RECORDS:
## START

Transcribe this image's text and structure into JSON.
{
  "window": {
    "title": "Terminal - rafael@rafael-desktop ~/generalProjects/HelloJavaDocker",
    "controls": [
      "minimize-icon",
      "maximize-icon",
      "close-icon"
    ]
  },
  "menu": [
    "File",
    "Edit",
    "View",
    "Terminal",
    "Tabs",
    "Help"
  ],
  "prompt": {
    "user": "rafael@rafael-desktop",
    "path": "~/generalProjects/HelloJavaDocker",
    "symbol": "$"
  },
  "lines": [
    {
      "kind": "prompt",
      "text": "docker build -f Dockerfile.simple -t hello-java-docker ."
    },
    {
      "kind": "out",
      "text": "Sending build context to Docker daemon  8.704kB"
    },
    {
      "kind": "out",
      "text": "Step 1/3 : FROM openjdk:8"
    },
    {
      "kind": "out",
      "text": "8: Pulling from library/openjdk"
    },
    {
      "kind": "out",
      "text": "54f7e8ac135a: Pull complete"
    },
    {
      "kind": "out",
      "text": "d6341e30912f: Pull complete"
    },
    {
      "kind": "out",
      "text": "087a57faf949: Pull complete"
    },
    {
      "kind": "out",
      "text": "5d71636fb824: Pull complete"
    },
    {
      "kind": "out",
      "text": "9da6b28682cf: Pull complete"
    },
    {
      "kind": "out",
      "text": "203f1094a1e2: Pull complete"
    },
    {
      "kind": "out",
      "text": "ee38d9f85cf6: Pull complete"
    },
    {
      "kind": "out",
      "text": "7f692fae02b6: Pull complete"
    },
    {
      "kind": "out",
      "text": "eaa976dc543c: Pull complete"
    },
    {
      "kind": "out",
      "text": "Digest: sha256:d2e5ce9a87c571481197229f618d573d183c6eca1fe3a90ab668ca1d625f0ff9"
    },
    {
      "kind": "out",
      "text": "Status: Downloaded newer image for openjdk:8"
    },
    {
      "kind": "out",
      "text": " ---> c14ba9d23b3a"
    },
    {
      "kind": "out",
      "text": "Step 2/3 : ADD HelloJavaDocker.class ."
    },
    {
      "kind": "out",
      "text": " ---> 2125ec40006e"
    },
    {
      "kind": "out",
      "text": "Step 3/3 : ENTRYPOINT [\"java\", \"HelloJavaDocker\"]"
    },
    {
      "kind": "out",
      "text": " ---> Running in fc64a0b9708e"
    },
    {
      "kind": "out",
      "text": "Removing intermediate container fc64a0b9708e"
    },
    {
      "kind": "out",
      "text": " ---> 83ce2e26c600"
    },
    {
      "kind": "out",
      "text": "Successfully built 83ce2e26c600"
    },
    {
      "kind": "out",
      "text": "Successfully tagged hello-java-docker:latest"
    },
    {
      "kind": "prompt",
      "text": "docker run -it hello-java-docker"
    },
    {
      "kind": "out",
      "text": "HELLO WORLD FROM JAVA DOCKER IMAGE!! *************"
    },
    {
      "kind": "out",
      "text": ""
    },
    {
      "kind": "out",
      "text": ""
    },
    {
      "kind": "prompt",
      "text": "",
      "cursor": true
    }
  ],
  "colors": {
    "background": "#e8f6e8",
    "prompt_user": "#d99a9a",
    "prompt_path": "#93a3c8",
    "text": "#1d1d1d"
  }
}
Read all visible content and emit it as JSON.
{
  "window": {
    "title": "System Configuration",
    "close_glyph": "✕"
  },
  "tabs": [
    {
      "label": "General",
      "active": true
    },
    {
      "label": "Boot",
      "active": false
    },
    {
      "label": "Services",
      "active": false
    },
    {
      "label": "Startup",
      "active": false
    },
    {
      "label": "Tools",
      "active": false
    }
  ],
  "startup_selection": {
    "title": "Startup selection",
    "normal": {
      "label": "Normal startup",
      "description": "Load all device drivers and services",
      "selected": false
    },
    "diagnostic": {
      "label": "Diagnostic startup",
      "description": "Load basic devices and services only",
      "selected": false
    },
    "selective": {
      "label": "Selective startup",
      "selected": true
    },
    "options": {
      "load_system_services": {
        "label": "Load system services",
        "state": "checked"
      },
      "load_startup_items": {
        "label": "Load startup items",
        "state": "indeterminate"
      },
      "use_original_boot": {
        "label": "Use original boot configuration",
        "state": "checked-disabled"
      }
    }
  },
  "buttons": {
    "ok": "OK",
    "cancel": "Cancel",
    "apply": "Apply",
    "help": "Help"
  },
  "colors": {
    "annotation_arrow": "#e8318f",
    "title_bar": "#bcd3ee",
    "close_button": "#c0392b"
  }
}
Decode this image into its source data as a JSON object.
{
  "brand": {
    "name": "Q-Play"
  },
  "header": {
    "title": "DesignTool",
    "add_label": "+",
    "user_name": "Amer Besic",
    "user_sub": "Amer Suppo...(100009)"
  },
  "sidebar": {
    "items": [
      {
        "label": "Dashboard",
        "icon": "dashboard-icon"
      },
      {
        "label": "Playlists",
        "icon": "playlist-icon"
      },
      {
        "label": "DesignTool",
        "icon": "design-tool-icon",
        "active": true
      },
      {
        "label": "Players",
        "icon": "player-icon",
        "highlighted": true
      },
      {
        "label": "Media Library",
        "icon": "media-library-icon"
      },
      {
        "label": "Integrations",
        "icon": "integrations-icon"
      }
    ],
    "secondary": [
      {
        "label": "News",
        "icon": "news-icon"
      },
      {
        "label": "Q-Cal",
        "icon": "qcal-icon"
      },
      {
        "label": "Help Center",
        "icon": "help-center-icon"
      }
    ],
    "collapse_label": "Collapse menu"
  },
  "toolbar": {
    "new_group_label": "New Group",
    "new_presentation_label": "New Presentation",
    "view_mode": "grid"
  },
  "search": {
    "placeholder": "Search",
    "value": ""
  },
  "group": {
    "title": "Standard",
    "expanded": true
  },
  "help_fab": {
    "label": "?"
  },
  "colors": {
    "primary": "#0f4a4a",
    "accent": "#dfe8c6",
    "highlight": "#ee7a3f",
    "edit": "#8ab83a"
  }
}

## END

State the count of lines that contain the string "Successfully". Nothing else is needed.

SOLUTION TO THE EXERCISE: 2